# What needs to be done
Your task is to copy each line that has the word "JSON".

# Dataset records
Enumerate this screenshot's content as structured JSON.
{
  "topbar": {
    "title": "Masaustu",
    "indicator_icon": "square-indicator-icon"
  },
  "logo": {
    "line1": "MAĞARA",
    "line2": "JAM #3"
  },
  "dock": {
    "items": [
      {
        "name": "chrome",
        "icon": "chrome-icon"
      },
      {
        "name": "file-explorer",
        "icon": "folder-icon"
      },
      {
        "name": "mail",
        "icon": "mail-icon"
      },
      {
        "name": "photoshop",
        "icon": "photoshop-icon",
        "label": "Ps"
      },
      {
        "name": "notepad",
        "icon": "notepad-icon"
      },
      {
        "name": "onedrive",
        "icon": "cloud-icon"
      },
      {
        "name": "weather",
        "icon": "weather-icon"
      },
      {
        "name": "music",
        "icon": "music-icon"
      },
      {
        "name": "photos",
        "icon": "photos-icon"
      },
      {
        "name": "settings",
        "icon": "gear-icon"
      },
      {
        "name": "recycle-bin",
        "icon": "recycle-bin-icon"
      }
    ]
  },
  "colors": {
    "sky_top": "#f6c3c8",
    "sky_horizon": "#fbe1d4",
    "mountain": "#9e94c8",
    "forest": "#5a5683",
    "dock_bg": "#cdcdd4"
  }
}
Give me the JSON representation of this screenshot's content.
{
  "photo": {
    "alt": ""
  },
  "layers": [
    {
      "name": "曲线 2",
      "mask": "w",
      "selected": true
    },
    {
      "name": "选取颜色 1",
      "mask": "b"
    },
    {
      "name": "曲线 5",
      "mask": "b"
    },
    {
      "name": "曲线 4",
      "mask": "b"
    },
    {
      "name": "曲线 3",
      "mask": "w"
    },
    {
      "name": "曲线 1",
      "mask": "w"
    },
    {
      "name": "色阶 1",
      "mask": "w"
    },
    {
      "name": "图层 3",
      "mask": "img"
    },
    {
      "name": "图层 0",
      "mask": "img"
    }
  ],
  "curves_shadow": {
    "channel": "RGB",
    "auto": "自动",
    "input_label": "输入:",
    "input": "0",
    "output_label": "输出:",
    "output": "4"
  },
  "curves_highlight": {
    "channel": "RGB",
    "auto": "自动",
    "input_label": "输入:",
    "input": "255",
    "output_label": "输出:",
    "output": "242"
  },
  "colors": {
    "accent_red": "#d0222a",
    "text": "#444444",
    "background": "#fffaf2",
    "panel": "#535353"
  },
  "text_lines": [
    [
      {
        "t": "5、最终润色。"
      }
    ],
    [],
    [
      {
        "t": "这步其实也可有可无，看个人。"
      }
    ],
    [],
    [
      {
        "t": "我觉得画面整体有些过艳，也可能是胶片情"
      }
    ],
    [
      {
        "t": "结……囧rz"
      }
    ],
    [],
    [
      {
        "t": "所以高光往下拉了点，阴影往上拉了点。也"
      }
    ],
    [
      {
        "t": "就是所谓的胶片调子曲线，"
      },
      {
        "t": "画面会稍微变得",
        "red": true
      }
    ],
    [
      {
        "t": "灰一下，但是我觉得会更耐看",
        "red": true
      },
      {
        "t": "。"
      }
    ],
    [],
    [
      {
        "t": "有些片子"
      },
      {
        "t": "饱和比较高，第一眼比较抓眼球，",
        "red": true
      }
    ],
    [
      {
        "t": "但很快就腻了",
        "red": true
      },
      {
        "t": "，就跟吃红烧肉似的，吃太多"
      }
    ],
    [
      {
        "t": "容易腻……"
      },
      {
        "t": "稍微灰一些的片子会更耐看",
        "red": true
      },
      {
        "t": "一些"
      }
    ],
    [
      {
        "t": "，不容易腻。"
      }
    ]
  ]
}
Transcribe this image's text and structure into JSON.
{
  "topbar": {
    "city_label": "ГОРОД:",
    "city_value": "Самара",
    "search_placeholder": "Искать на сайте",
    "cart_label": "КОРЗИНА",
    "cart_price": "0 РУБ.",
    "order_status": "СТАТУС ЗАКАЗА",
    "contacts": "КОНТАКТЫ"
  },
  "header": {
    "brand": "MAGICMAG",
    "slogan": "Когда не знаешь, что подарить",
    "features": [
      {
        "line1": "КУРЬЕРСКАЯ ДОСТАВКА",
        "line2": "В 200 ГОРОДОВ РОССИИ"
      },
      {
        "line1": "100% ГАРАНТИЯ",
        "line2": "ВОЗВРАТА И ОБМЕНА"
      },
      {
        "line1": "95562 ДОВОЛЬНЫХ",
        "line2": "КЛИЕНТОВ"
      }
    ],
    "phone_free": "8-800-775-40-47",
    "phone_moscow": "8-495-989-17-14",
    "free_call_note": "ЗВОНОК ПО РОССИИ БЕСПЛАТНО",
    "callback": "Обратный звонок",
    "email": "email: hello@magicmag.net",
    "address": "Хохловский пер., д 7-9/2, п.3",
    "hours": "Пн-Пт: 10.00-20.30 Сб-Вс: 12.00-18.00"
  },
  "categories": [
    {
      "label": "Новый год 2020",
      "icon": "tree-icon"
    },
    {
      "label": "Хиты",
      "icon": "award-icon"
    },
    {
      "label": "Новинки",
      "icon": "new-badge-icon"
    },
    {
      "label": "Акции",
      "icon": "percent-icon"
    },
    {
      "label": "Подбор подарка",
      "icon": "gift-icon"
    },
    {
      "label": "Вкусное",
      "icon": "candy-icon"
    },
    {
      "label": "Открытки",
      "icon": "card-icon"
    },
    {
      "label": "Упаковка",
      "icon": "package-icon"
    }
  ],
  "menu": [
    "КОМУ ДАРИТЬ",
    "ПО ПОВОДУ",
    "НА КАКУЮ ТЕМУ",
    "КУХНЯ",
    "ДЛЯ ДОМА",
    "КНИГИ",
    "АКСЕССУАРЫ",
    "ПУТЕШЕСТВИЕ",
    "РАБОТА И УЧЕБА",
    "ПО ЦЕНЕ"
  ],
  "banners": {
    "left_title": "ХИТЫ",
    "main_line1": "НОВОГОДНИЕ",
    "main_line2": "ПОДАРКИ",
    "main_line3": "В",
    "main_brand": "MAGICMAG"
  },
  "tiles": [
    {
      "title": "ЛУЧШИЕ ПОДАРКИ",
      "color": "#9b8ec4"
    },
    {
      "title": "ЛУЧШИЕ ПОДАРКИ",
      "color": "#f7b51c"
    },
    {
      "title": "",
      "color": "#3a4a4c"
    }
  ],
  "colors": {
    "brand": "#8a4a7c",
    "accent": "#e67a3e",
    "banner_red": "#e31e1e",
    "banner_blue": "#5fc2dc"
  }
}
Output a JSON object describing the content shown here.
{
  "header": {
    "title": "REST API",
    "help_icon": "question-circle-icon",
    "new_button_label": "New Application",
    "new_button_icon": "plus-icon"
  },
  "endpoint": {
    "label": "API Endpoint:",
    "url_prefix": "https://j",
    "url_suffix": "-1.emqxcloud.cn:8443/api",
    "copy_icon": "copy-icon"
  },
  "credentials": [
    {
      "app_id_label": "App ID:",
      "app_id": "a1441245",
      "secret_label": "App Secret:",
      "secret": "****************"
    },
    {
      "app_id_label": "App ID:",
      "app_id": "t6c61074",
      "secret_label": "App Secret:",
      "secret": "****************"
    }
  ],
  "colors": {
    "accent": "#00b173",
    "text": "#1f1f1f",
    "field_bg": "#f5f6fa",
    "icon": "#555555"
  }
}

# The output
Enumerate this screenshot's content as structured JSON.
Give me the JSON representation of this screenshot's content.
Transcribe this image's text and structure into JSON.
Output a JSON object describing the content shown here.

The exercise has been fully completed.